• [Description of the task] Your task is to transcribe the records exactly, skipping every image.

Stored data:

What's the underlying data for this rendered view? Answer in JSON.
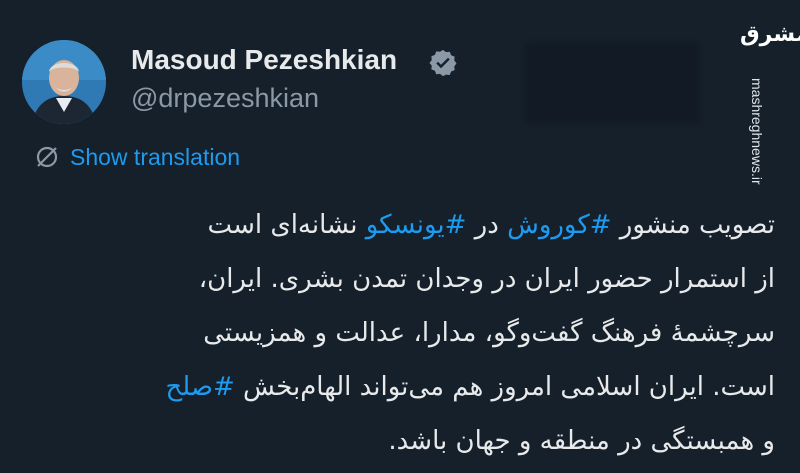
{
  "author": {
    "display_name": "Masoud Pezeshkian",
    "handle": "@drpezeshkian",
    "verified_icon": "verified-badge-icon"
  },
  "watermark": {
    "logo_text": "مشرق",
    "url": "mashreghnews.ir"
  },
  "translation": {
    "icon": "globe-slash-icon",
    "label": "Show translation"
  },
  "tweet": {
    "line1": {
      "a": "تصویب منشور ",
      "tag1": "#کوروش",
      "b": " در ",
      "tag2": "#یونسکو",
      "c": " نشانه‌ای است"
    },
    "line2": "از استمرار حضور ایران در وجدان تمدن بشری. ایران،",
    "line3": "سرچشمهٔ فرهنگ گفت‌وگو، مدارا، عدالت و همزیستی",
    "line4": {
      "a": "است. ایران اسلامی امروز هم می‌تواند الهام‌بخش ",
      "tag": "#صلح"
    },
    "line5": "و همبستگی در منطقه و جهان باشد."
  },
  "colors": {
    "background": "#15202b",
    "text": "#e7e9ea",
    "secondary": "#8b98a5",
    "accent": "#1d9bf0"
  }
}
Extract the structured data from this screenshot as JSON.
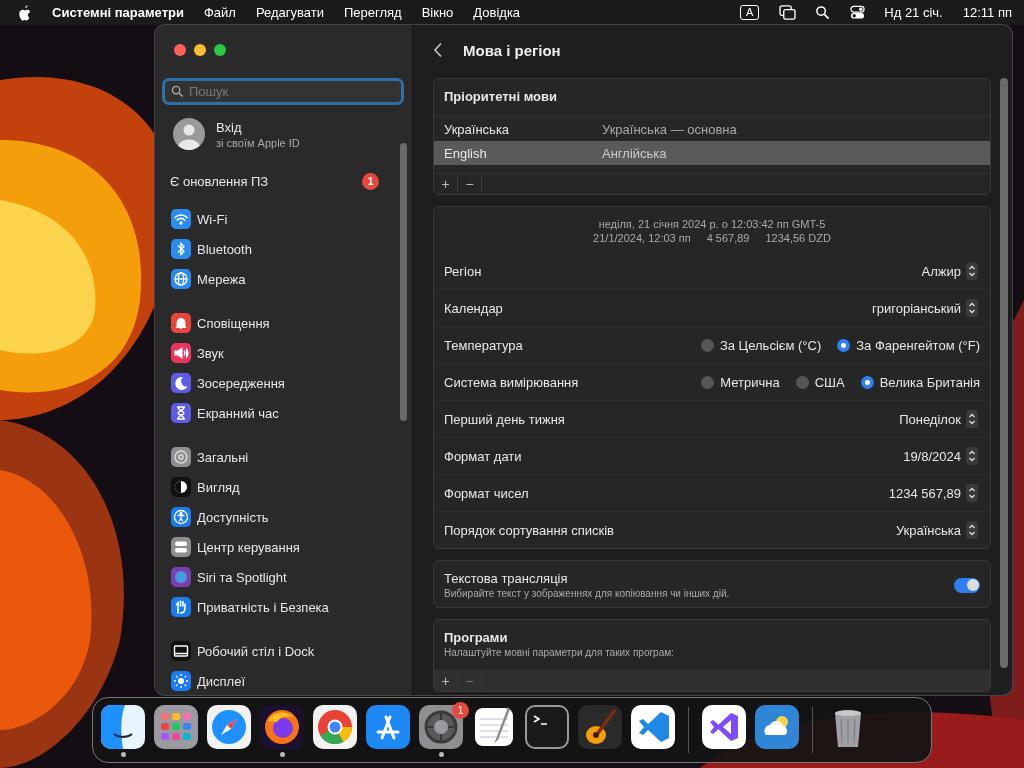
{
  "menu_bar": {
    "app_name": "Системні параметри",
    "menus": [
      "Файл",
      "Редагувати",
      "Перегляд",
      "Вікно",
      "Довідка"
    ],
    "input_source": "A",
    "date": "Нд 21 січ.",
    "time": "12:11 пп"
  },
  "sidebar": {
    "search": {
      "placeholder": "Пошук"
    },
    "account": {
      "title": "Вхід",
      "subtitle": "зі своїм Apple ID"
    },
    "update": {
      "label": "Є оновлення ПЗ",
      "badge": "1"
    },
    "groups": [
      {
        "items": [
          {
            "label": "Wi-Fi",
            "kind": "wifi",
            "color": "#2a8cf0"
          },
          {
            "label": "Bluetooth",
            "kind": "bluetooth",
            "color": "#2a8cf0"
          },
          {
            "label": "Мережа",
            "kind": "globe",
            "color": "#2a8cf0"
          }
        ]
      },
      {
        "items": [
          {
            "label": "Сповіщення",
            "kind": "bell",
            "color": "#e8453c"
          },
          {
            "label": "Звук",
            "kind": "speaker",
            "color": "#e8365f"
          },
          {
            "label": "Зосередження",
            "kind": "moon",
            "color": "#5e5ce6"
          },
          {
            "label": "Екранний час",
            "kind": "hourglass",
            "color": "#5e5ce6"
          }
        ]
      },
      {
        "items": [
          {
            "label": "Загальні",
            "kind": "gear",
            "color": "#8e8e93"
          },
          {
            "label": "Вигляд",
            "kind": "appearance",
            "color": "#111111"
          },
          {
            "label": "Доступність",
            "kind": "accessibility",
            "color": "#1a7cf0"
          },
          {
            "label": "Центр керування",
            "kind": "toggles",
            "color": "#8e8e93"
          },
          {
            "label": "Siri та Spotlight",
            "kind": "siri",
            "color": "#7a3fb0"
          },
          {
            "label": "Приватність і Безпека",
            "kind": "hand",
            "color": "#1a7cf0"
          }
        ]
      },
      {
        "items": [
          {
            "label": "Робочий стіл і Dock",
            "kind": "dock",
            "color": "#111111"
          },
          {
            "label": "Дисплеї",
            "kind": "sun",
            "color": "#1a7cf0"
          }
        ]
      }
    ]
  },
  "page": {
    "title": "Мова і регіон",
    "languages": {
      "title": "Пріоритетні мови",
      "rows": [
        {
          "name": "Українська",
          "note": "Українська — основна",
          "selected": false
        },
        {
          "name": "English",
          "note": "Англійська",
          "selected": true
        }
      ],
      "buttons": [
        "+",
        "−"
      ]
    },
    "formats": {
      "preview_line_1": "неділя, 21 січня 2024 р. о 12:03:42 пп GMT-5",
      "preview_line_2": [
        "21/1/2024, 12:03 пп",
        "4 567,89",
        "1234,56 DZD"
      ],
      "rows": [
        {
          "kind": "popup",
          "label": "Регіон",
          "value": "Алжир"
        },
        {
          "kind": "popup",
          "label": "Календар",
          "value": "григоріанський"
        },
        {
          "kind": "radio",
          "label": "Температура",
          "options": [
            {
              "label": "За Цельсієм (°C)",
              "selected": false
            },
            {
              "label": "За Фаренгейтом (°F)",
              "selected": true
            }
          ]
        },
        {
          "kind": "radio",
          "label": "Система вимірювання",
          "options": [
            {
              "label": "Метрична",
              "selected": false
            },
            {
              "label": "США",
              "selected": false
            },
            {
              "label": "Велика Британія",
              "selected": true
            }
          ]
        },
        {
          "kind": "popup",
          "label": "Перший день тижня",
          "value": "Понеділок"
        },
        {
          "kind": "popup",
          "label": "Формат дати",
          "value": "19/8/2024"
        },
        {
          "kind": "popup",
          "label": "Формат чисел",
          "value": "1234 567,89"
        },
        {
          "kind": "popup",
          "label": "Порядок сортування списків",
          "value": "Українська"
        }
      ]
    },
    "live_text": {
      "title": "Текстова трансляція",
      "subtitle": "Вибирайте текст у зображеннях для копіювання чи інших дій.",
      "on": true
    },
    "apps": {
      "title": "Програми",
      "subtitle": "Налаштуйте мовні параметри для таких програм:",
      "buttons": [
        "+",
        "−"
      ]
    }
  },
  "dock": [
    {
      "kind": "finder",
      "running": true
    },
    {
      "kind": "launchpad",
      "running": false
    },
    {
      "kind": "safari",
      "running": false
    },
    {
      "kind": "firefox",
      "running": true
    },
    {
      "kind": "chrome",
      "running": false
    },
    {
      "kind": "appstore",
      "running": false
    },
    {
      "kind": "settings",
      "running": true,
      "badge": "1"
    },
    {
      "kind": "textedit",
      "running": false
    },
    {
      "kind": "terminal",
      "running": false
    },
    {
      "kind": "garageband",
      "running": false
    },
    {
      "kind": "vscode",
      "running": false
    },
    {
      "kind": "separator"
    },
    {
      "kind": "visualstudio",
      "running": false
    },
    {
      "kind": "weather",
      "running": false
    },
    {
      "kind": "separator"
    },
    {
      "kind": "trash",
      "running": false
    }
  ]
}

• [Result of this exercise]
What's the underlying data for this rendered view? Answer in JSON.
{
  "author": {
    "display_name": "Masoud Pezeshkian",
    "handle": "@drpezeshkian",
    "verified_icon": "verified-badge-icon"
  },
  "watermark": {
    "logo_text": "مشرق",
    "url": "mashreghnews.ir"
  },
  "translation": {
    "icon": "globe-slash-icon",
    "label": "Show translation"
  },
  "tweet": {
    "line1": {
      "a": "تصویب منشور ",
      "tag1": "#کوروش",
      "b": " در ",
      "tag2": "#یونسکو",
      "c": " نشانه‌ای است"
    },
    "line2": "از استمرار حضور ایران در وجدان تمدن بشری. ایران،",
    "line3": "سرچشمهٔ فرهنگ گفت‌وگو، مدارا، عدالت و همزیستی",
    "line4": {
      "a": "است. ایران اسلامی امروز هم می‌تواند الهام‌بخش ",
      "tag": "#صلح"
    },
    "line5": "و همبستگی در منطقه و جهان باشد."
  },
  "colors": {
    "background": "#15202b",
    "text": "#e7e9ea",
    "secondary": "#8b98a5",
    "accent": "#1d9bf0"
  }
}
Extract the structured data from this screenshot as JSON.
{
  "menu_bar": {
    "app_name": "Системні параметри",
    "menus": [
      "Файл",
      "Редагувати",
      "Перегляд",
      "Вікно",
      "Довідка"
    ],
    "input_source": "A",
    "date": "Нд 21 січ.",
    "time": "12:11 пп"
  },
  "sidebar": {
    "search": {
      "placeholder": "Пошук"
    },
    "account": {
      "title": "Вхід",
      "subtitle": "зі своїм Apple ID"
    },
    "update": {
      "label": "Є оновлення ПЗ",
      "badge": "1"
    },
    "groups": [
      {
        "items": [
          {
            "label": "Wi-Fi",
            "kind": "wifi",
            "color": "#2a8cf0"
          },
          {
            "label": "Bluetooth",
            "kind": "bluetooth",
            "color": "#2a8cf0"
          },
          {
            "label": "Мережа",
            "kind": "globe",
            "color": "#2a8cf0"
          }
        ]
      },
      {
        "items": [
          {
            "label": "Сповіщення",
            "kind": "bell",
            "color": "#e8453c"
          },
          {
            "label": "Звук",
            "kind": "speaker",
            "color": "#e8365f"
          },
          {
            "label": "Зосередження",
            "kind": "moon",
            "color": "#5e5ce6"
          },
          {
            "label": "Екранний час",
            "kind": "hourglass",
            "color": "#5e5ce6"
          }
        ]
      },
      {
        "items": [
          {
            "label": "Загальні",
            "kind": "gear",
            "color": "#8e8e93"
          },
          {
            "label": "Вигляд",
            "kind": "appearance",
            "color": "#111111"
          },
          {
            "label": "Доступність",
            "kind": "accessibility",
            "color": "#1a7cf0"
          },
          {
            "label": "Центр керування",
            "kind": "toggles",
            "color": "#8e8e93"
          },
          {
            "label": "Siri та Spotlight",
            "kind": "siri",
            "color": "#7a3fb0"
          },
          {
            "label": "Приватність і Безпека",
            "kind": "hand",
            "color": "#1a7cf0"
          }
        ]
      },
      {
        "items": [
          {
            "label": "Робочий стіл і Dock",
            "kind": "dock",
            "color": "#111111"
          },
          {
            "label": "Дисплеї",
            "kind": "sun",
            "color": "#1a7cf0"
          }
        ]
      }
    ]
  },
  "page": {
    "title": "Мова і регіон",
    "languages": {
      "title": "Пріоритетні мови",
      "rows": [
        {
          "name": "Українська",
          "note": "Українська — основна",
          "selected": false
        },
        {
          "name": "English",
          "note": "Англійська",
          "selected": true
        }
      ],
      "buttons": [
        "+",
        "−"
      ]
    },
    "formats": {
      "preview_line_1": "неділя, 21 січня 2024 р. о 12:03:42 пп GMT-5",
      "preview_line_2": [
        "21/1/2024, 12:03 пп",
        "4 567,89",
        "1234,56 DZD"
      ],
      "rows": [
        {
          "kind": "popup",
          "label": "Регіон",
          "value": "Алжир"
        },
        {
          "kind": "popup",
          "label": "Календар",
          "value": "григоріанський"
        },
        {
          "kind": "radio",
          "label": "Температура",
          "options": [
            {
              "label": "За Цельсієм (°C)",
              "selected": false
            },
            {
              "label": "За Фаренгейтом (°F)",
              "selected": true
            }
          ]
        },
        {
          "kind": "radio",
          "label": "Система вимірювання",
          "options": [
            {
              "label": "Метрична",
              "selected": false
            },
            {
              "label": "США",
              "selected": false
            },
            {
              "label": "Велика Британія",
              "selected": true
            }
          ]
        },
        {
          "kind": "popup",
          "label": "Перший день тижня",
          "value": "Понеділок"
        },
        {
          "kind": "popup",
          "label": "Формат дати",
          "value": "19/8/2024"
        },
        {
          "kind": "popup",
          "label": "Формат чисел",
          "value": "1234 567,89"
        },
        {
          "kind": "popup",
          "label": "Порядок сортування списків",
          "value": "Українська"
        }
      ]
    },
    "live_text": {
      "title": "Текстова трансляція",
      "subtitle": "Вибирайте текст у зображеннях для копіювання чи інших дій.",
      "on": true
    },
    "apps": {
      "title": "Програми",
      "subtitle": "Налаштуйте мовні параметри для таких програм:",
      "buttons": [
        "+",
        "−"
      ]
    }
  },
  "dock": [
    {
      "kind": "finder",
      "running": true
    },
    {
      "kind": "launchpad",
      "running": false
    },
    {
      "kind": "safari",
      "running": false
    },
    {
      "kind": "firefox",
      "running": true
    },
    {
      "kind": "chrome",
      "running": false
    },
    {
      "kind": "appstore",
      "running": false
    },
    {
      "kind": "settings",
      "running": true,
      "badge": "1"
    },
    {
      "kind": "textedit",
      "running": false
    },
    {
      "kind": "terminal",
      "running": false
    },
    {
      "kind": "garageband",
      "running": false
    },
    {
      "kind": "vscode",
      "running": false
    },
    {
      "kind": "separator"
    },
    {
      "kind": "visualstudio",
      "running": false
    },
    {
      "kind": "weather",
      "running": false
    },
    {
      "kind": "separator"
    },
    {
      "kind": "trash",
      "running": false
    }
  ]
}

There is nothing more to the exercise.